> Exercise task
Quote every line of the entries below verbatim, omitting the pictures.

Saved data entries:
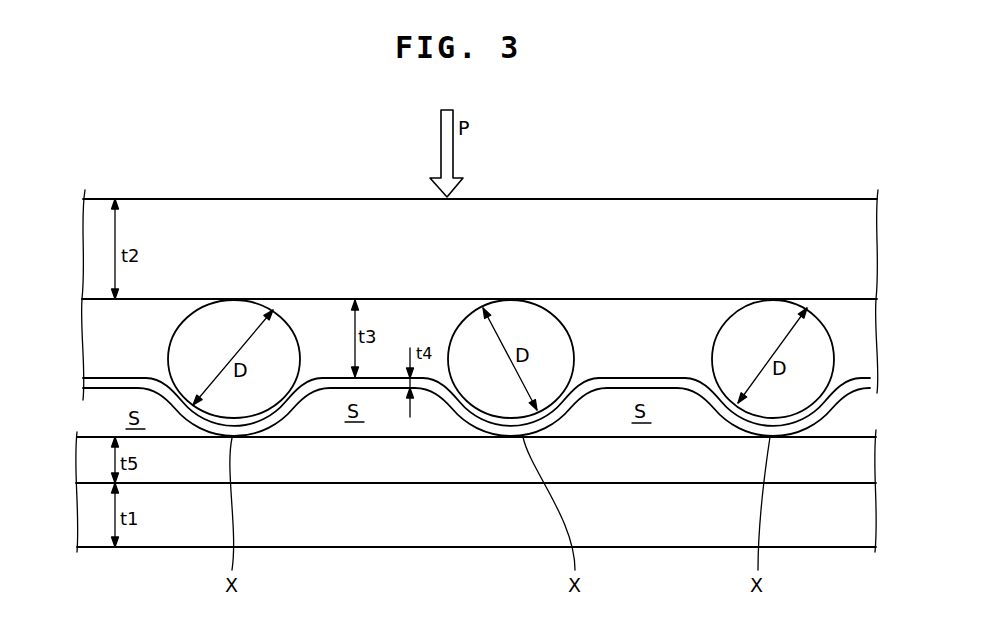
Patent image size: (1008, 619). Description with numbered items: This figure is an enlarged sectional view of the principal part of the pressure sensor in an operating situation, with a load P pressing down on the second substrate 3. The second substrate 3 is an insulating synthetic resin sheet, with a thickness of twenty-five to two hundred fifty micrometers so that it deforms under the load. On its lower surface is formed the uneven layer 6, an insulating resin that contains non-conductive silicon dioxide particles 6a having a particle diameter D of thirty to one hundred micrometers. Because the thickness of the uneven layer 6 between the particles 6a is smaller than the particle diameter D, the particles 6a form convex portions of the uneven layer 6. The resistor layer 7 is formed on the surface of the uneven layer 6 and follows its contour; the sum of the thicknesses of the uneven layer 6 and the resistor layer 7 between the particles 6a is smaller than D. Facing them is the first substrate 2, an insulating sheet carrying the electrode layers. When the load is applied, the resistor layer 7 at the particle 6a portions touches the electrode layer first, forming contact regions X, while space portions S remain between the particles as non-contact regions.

The first substrate 2 is at (441, 530).
The second substrate 3 is at (626, 210).
The uneven layer 6 is at (459, 358).
The non-conductive particles 6a is at (285, 353).
The resistor layer 7 is at (113, 383).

> Correct output
Patent image size: (1008, 619). Description with numbered items: This figure is an enlarged sectional view of the principal part of the pressure sensor in an operating situation, with a load P pressing down on the second substrate 3. The second substrate 3 is an insulating synthetic resin sheet, with a thickness of twenty-five to two hundred fifty micrometers so that it deforms under the load. On its lower surface is formed the uneven layer 6, an insulating resin that contains non-conductive silicon dioxide particles 6a having a particle diameter D of thirty to one hundred micrometers. Because the thickness of the uneven layer 6 between the particles 6a is smaller than the particle diameter D, the particles 6a form convex portions of the uneven layer 6. The resistor layer 7 is formed on the surface of the uneven layer 6 and follows its contour; the sum of the thicknesses of the uneven layer 6 and the resistor layer 7 between the particles 6a is smaller than D. Facing them is the first substrate 2, an insulating sheet carrying the electrode layers. When the load is applied, the resistor layer 7 at the particle 6a portions touches the electrode layer first, forming contact regions X, while space portions S remain between the particles as non-contact regions.

The first substrate 2 is at (441, 530).
The second substrate 3 is at (626, 210).
The uneven layer 6 is at (459, 358).
The non-conductive particles 6a is at (285, 353).
The resistor layer 7 is at (113, 383).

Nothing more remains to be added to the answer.